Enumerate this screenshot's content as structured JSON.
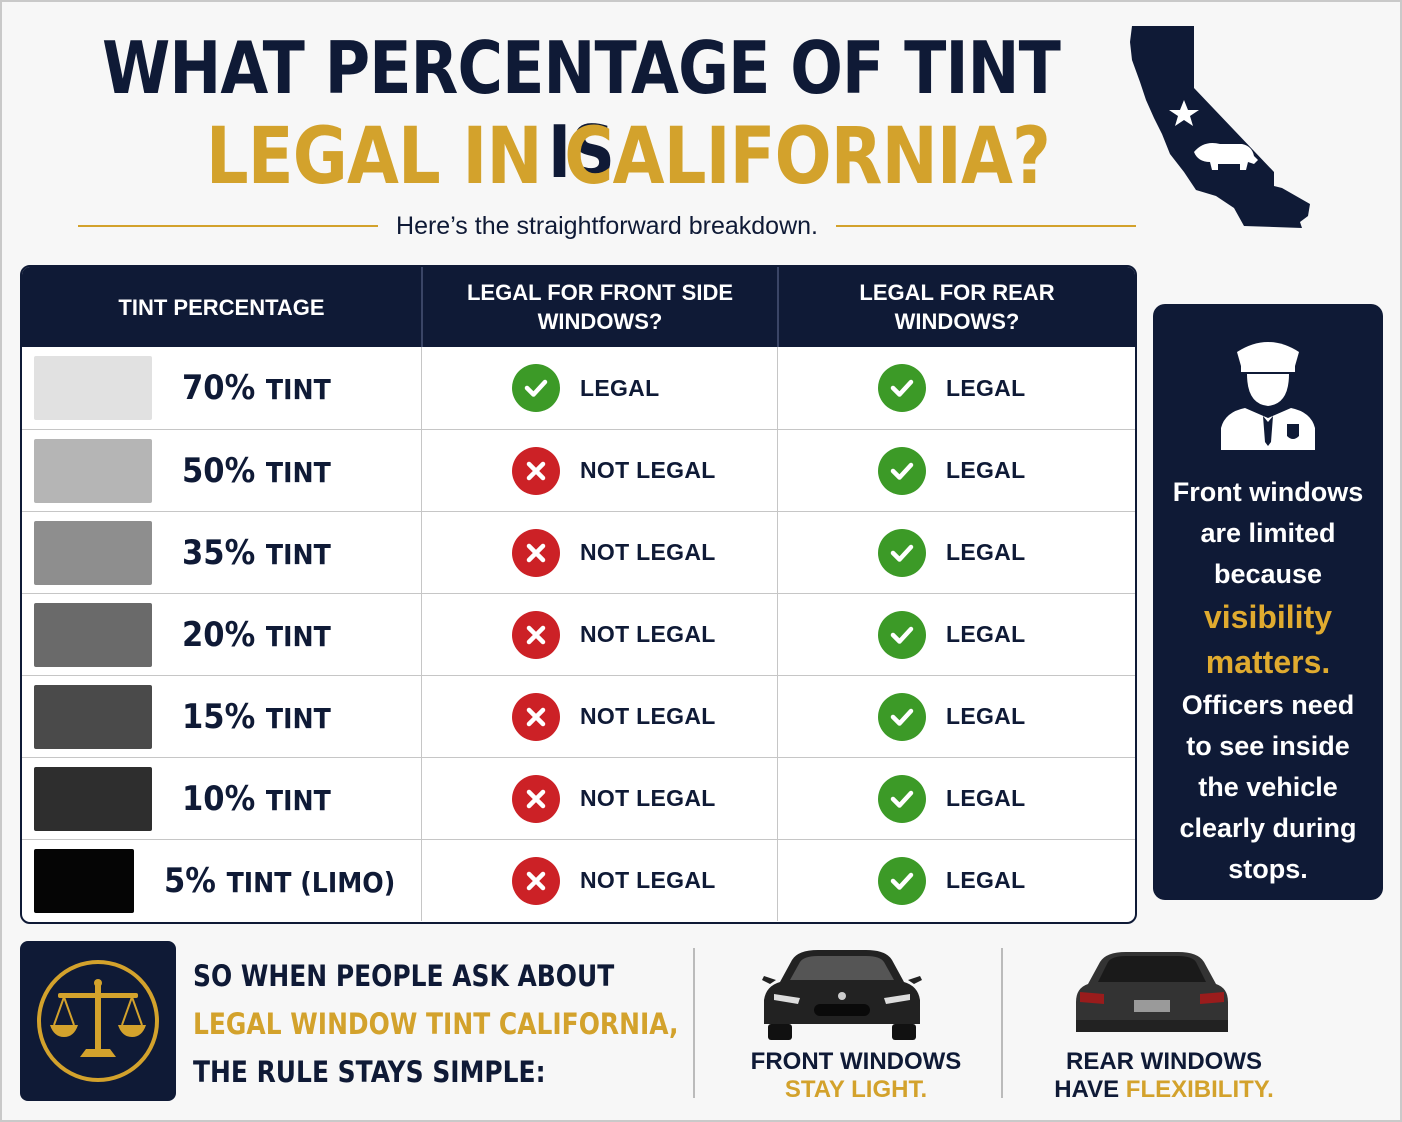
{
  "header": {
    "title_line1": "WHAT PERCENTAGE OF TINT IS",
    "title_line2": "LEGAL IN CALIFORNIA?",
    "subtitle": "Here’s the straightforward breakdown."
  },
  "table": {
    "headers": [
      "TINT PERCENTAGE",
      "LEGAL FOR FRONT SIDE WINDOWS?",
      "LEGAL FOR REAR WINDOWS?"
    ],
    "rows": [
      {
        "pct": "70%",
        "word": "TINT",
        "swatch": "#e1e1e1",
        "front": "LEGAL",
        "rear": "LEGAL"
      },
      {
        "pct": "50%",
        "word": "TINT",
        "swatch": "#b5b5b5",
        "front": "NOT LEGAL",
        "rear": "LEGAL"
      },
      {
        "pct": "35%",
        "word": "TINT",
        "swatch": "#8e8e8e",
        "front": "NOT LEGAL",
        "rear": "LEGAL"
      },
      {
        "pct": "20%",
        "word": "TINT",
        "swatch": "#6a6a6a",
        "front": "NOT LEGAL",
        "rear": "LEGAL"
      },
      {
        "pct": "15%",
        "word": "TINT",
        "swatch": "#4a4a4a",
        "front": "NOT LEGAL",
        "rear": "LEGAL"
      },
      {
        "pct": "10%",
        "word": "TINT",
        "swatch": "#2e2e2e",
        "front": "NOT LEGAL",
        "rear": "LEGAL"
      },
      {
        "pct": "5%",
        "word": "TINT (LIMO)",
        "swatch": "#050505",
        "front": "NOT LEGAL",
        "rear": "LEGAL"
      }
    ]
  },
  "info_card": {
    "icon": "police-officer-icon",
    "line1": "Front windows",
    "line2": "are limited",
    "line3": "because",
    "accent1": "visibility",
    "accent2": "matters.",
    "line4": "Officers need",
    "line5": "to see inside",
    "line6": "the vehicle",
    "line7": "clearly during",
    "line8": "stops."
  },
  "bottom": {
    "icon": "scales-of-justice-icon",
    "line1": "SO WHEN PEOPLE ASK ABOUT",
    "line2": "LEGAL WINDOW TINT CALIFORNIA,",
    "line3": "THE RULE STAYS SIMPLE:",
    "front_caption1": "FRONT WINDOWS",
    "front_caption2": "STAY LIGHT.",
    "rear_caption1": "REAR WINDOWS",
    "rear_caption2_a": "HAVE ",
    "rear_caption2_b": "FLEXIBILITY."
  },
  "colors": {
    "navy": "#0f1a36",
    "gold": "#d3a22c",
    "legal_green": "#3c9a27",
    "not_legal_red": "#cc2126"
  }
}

================================

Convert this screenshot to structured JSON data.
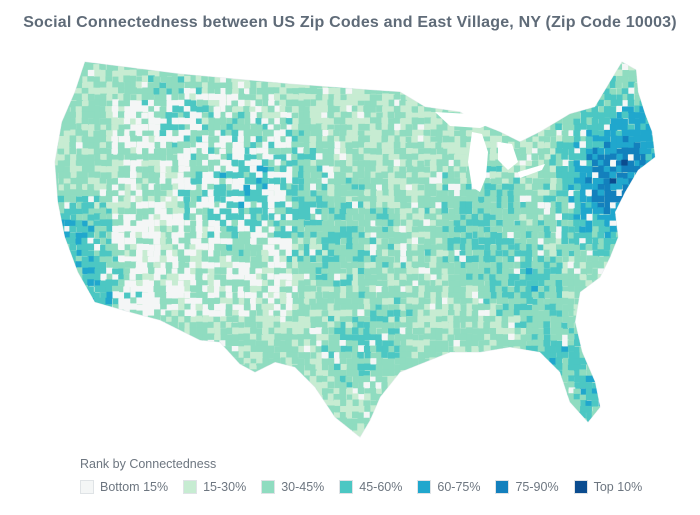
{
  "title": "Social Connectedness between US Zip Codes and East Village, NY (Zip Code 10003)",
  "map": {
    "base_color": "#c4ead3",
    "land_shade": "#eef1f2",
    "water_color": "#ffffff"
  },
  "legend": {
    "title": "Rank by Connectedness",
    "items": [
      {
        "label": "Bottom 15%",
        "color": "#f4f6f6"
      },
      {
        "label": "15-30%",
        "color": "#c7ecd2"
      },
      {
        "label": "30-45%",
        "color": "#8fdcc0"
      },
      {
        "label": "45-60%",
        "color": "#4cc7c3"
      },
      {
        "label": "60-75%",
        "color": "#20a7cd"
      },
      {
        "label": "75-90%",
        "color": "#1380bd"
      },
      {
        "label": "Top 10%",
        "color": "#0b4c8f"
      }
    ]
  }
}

================================

EXERCISE:
Search the data above for the word "label", then gather each line in which it appears.

OUTPUT FOR THIS TASK:
        "label": "Bottom 15%",
        "label": "15-30%",
        "label": "30-45%",
        "label": "45-60%",
        "label": "60-75%",
        "label": "75-90%",
        "label": "Top 10%",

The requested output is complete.